What you will do: Retype everything in the listing, leaving each line exactly as it is.

Supplied records:
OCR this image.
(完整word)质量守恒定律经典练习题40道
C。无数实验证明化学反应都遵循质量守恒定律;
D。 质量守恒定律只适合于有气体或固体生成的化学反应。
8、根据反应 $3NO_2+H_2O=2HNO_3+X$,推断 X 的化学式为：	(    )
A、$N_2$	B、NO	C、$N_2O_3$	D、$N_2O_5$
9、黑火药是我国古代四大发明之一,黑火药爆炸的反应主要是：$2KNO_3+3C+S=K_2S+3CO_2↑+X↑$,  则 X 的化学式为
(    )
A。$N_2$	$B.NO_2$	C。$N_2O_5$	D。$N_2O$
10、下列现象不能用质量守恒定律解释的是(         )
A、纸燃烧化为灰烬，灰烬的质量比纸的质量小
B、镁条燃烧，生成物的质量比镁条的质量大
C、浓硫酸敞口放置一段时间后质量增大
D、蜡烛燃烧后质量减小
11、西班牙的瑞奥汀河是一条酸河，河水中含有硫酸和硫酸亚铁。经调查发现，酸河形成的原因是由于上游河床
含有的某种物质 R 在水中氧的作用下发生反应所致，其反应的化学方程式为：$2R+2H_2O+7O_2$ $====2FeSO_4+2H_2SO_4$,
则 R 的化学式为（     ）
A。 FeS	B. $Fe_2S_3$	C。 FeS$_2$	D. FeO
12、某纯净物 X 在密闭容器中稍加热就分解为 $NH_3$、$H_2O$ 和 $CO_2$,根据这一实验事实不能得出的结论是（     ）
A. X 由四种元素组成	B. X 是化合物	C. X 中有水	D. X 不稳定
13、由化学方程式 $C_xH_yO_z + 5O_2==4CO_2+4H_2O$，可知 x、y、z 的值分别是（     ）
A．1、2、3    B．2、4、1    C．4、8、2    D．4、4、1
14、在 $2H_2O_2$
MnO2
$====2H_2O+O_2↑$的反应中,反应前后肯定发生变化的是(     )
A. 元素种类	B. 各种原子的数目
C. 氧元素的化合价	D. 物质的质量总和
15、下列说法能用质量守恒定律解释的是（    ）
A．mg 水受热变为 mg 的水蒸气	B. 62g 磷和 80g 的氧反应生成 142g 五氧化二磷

Result of the task:
OCR this image.
(完整word)质量守恒定律经典练习题40道
C。无数实验证明化学反应都遵循质量守恒定律;
D。 质量守恒定律只适合于有气体或固体生成的化学反应。
8、根据反应 $3NO_2+H_2O=2HNO_3+X$,推断 X 的化学式为：	(    )
A、$N_2$	B、NO	C、$N_2O_3$	D、$N_2O_5$
9、黑火药是我国古代四大发明之一,黑火药爆炸的反应主要是：$2KNO_3+3C+S=K_2S+3CO_2↑+X↑$,  则 X 的化学式为
(    )
A。$N_2$	$B.NO_2$	C。$N_2O_5$	D。$N_2O$
10、下列现象不能用质量守恒定律解释的是(         )
A、纸燃烧化为灰烬，灰烬的质量比纸的质量小
B、镁条燃烧，生成物的质量比镁条的质量大
C、浓硫酸敞口放置一段时间后质量增大
D、蜡烛燃烧后质量减小
11、西班牙的瑞奥汀河是一条酸河，河水中含有硫酸和硫酸亚铁。经调查发现，酸河形成的原因是由于上游河床
含有的某种物质 R 在水中氧的作用下发生反应所致，其反应的化学方程式为：$2R+2H_2O+7O_2$ $====2FeSO_4+2H_2SO_4$,
则 R 的化学式为（     ）
A。 FeS	B. $Fe_2S_3$	C。 FeS$_2$	D. FeO
12、某纯净物 X 在密闭容器中稍加热就分解为 $NH_3$、$H_2O$ 和 $CO_2$,根据这一实验事实不能得出的结论是（     ）
A. X 由四种元素组成	B. X 是化合物	C. X 中有水	D. X 不稳定
13、由化学方程式 $C_xH_yO_z + 5O_2==4CO_2+4H_2O$，可知 x、y、z 的值分别是（     ）
A．1、2、3    B．2、4、1    C．4、8、2    D．4、4、1
14、在 $2H_2O_2$
MnO2
$====2H_2O+O_2↑$的反应中,反应前后肯定发生变化的是(     )
A. 元素种类	B. 各种原子的数目
C. 氧元素的化合价	D. 物质的质量总和
15、下列说法能用质量守恒定律解释的是（    ）
A．mg 水受热变为 mg 的水蒸气	B. 62g 磷和 80g 的氧反应生成 142g 五氧化二磷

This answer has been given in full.